Do this
Restate the entire listing word for word.
__________________________________________________
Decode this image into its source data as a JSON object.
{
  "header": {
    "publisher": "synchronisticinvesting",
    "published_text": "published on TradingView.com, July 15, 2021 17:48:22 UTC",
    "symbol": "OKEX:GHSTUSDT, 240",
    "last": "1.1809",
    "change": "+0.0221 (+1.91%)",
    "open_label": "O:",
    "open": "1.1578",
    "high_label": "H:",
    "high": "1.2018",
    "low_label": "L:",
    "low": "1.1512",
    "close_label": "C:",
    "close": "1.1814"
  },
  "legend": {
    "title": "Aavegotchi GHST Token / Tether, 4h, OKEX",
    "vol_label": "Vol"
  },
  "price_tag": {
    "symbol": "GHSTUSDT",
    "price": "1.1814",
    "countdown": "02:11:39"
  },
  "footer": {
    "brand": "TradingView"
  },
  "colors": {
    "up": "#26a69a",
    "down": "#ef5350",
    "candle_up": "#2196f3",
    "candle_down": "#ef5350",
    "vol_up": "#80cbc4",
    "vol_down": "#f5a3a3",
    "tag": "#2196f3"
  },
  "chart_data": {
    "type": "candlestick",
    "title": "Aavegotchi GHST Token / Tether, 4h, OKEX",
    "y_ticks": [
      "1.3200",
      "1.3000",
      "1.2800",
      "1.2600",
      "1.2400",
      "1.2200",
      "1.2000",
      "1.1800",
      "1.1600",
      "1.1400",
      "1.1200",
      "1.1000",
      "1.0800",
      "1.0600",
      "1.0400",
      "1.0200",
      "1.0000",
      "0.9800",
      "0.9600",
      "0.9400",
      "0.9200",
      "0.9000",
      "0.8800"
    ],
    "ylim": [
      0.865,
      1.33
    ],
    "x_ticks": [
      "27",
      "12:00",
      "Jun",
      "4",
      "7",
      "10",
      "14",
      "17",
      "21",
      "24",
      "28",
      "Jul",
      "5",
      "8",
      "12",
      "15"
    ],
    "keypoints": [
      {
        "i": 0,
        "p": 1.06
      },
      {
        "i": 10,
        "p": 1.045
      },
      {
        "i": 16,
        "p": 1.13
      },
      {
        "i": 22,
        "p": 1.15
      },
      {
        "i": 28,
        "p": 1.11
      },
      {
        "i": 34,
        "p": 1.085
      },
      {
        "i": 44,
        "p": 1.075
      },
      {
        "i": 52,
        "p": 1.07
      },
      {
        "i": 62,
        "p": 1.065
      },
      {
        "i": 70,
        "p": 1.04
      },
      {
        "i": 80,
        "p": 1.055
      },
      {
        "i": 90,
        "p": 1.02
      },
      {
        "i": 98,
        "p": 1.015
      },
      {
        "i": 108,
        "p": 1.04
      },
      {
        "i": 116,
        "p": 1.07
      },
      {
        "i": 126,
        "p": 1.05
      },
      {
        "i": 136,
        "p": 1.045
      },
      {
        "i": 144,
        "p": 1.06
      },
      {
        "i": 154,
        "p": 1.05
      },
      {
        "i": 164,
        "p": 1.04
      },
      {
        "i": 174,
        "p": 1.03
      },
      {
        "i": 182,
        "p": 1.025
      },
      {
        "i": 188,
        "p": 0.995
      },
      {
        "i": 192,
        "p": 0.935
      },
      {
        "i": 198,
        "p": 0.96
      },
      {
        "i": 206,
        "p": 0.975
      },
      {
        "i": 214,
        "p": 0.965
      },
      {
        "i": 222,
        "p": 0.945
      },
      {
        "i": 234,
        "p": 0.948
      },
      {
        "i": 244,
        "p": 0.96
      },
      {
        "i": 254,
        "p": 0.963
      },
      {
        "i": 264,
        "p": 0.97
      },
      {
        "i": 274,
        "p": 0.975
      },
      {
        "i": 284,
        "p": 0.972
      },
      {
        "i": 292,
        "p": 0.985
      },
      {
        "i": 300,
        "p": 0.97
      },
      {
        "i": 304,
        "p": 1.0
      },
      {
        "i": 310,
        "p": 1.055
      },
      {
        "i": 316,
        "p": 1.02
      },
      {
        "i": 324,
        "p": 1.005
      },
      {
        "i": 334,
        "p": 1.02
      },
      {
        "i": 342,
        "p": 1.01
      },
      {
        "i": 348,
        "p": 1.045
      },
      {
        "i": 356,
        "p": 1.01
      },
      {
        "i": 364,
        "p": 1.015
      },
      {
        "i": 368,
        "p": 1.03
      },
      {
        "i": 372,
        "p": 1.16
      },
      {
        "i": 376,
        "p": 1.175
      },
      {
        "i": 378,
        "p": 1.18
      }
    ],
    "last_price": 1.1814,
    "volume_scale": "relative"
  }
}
__________________________________________________
Full output
Decode this image into its source data as a JSON object.
{
  "header": {
    "publisher": "synchronisticinvesting",
    "published_text": "published on TradingView.com, July 15, 2021 17:48:22 UTC",
    "symbol": "OKEX:GHSTUSDT, 240",
    "last": "1.1809",
    "change": "+0.0221 (+1.91%)",
    "open_label": "O:",
    "open": "1.1578",
    "high_label": "H:",
    "high": "1.2018",
    "low_label": "L:",
    "low": "1.1512",
    "close_label": "C:",
    "close": "1.1814"
  },
  "legend": {
    "title": "Aavegotchi GHST Token / Tether, 4h, OKEX",
    "vol_label": "Vol"
  },
  "price_tag": {
    "symbol": "GHSTUSDT",
    "price": "1.1814",
    "countdown": "02:11:39"
  },
  "footer": {
    "brand": "TradingView"
  },
  "colors": {
    "up": "#26a69a",
    "down": "#ef5350",
    "candle_up": "#2196f3",
    "candle_down": "#ef5350",
    "vol_up": "#80cbc4",
    "vol_down": "#f5a3a3",
    "tag": "#2196f3"
  },
  "chart_data": {
    "type": "candlestick",
    "title": "Aavegotchi GHST Token / Tether, 4h, OKEX",
    "y_ticks": [
      "1.3200",
      "1.3000",
      "1.2800",
      "1.2600",
      "1.2400",
      "1.2200",
      "1.2000",
      "1.1800",
      "1.1600",
      "1.1400",
      "1.1200",
      "1.1000",
      "1.0800",
      "1.0600",
      "1.0400",
      "1.0200",
      "1.0000",
      "0.9800",
      "0.9600",
      "0.9400",
      "0.9200",
      "0.9000",
      "0.8800"
    ],
    "ylim": [
      0.865,
      1.33
    ],
    "x_ticks": [
      "27",
      "12:00",
      "Jun",
      "4",
      "7",
      "10",
      "14",
      "17",
      "21",
      "24",
      "28",
      "Jul",
      "5",
      "8",
      "12",
      "15"
    ],
    "keypoints": [
      {
        "i": 0,
        "p": 1.06
      },
      {
        "i": 10,
        "p": 1.045
      },
      {
        "i": 16,
        "p": 1.13
      },
      {
        "i": 22,
        "p": 1.15
      },
      {
        "i": 28,
        "p": 1.11
      },
      {
        "i": 34,
        "p": 1.085
      },
      {
        "i": 44,
        "p": 1.075
      },
      {
        "i": 52,
        "p": 1.07
      },
      {
        "i": 62,
        "p": 1.065
      },
      {
        "i": 70,
        "p": 1.04
      },
      {
        "i": 80,
        "p": 1.055
      },
      {
        "i": 90,
        "p": 1.02
      },
      {
        "i": 98,
        "p": 1.015
      },
      {
        "i": 108,
        "p": 1.04
      },
      {
        "i": 116,
        "p": 1.07
      },
      {
        "i": 126,
        "p": 1.05
      },
      {
        "i": 136,
        "p": 1.045
      },
      {
        "i": 144,
        "p": 1.06
      },
      {
        "i": 154,
        "p": 1.05
      },
      {
        "i": 164,
        "p": 1.04
      },
      {
        "i": 174,
        "p": 1.03
      },
      {
        "i": 182,
        "p": 1.025
      },
      {
        "i": 188,
        "p": 0.995
      },
      {
        "i": 192,
        "p": 0.935
      },
      {
        "i": 198,
        "p": 0.96
      },
      {
        "i": 206,
        "p": 0.975
      },
      {
        "i": 214,
        "p": 0.965
      },
      {
        "i": 222,
        "p": 0.945
      },
      {
        "i": 234,
        "p": 0.948
      },
      {
        "i": 244,
        "p": 0.96
      },
      {
        "i": 254,
        "p": 0.963
      },
      {
        "i": 264,
        "p": 0.97
      },
      {
        "i": 274,
        "p": 0.975
      },
      {
        "i": 284,
        "p": 0.972
      },
      {
        "i": 292,
        "p": 0.985
      },
      {
        "i": 300,
        "p": 0.97
      },
      {
        "i": 304,
        "p": 1.0
      },
      {
        "i": 310,
        "p": 1.055
      },
      {
        "i": 316,
        "p": 1.02
      },
      {
        "i": 324,
        "p": 1.005
      },
      {
        "i": 334,
        "p": 1.02
      },
      {
        "i": 342,
        "p": 1.01
      },
      {
        "i": 348,
        "p": 1.045
      },
      {
        "i": 356,
        "p": 1.01
      },
      {
        "i": 364,
        "p": 1.015
      },
      {
        "i": 368,
        "p": 1.03
      },
      {
        "i": 372,
        "p": 1.16
      },
      {
        "i": 376,
        "p": 1.175
      },
      {
        "i": 378,
        "p": 1.18
      }
    ],
    "last_price": 1.1814,
    "volume_scale": "relative"
  }
}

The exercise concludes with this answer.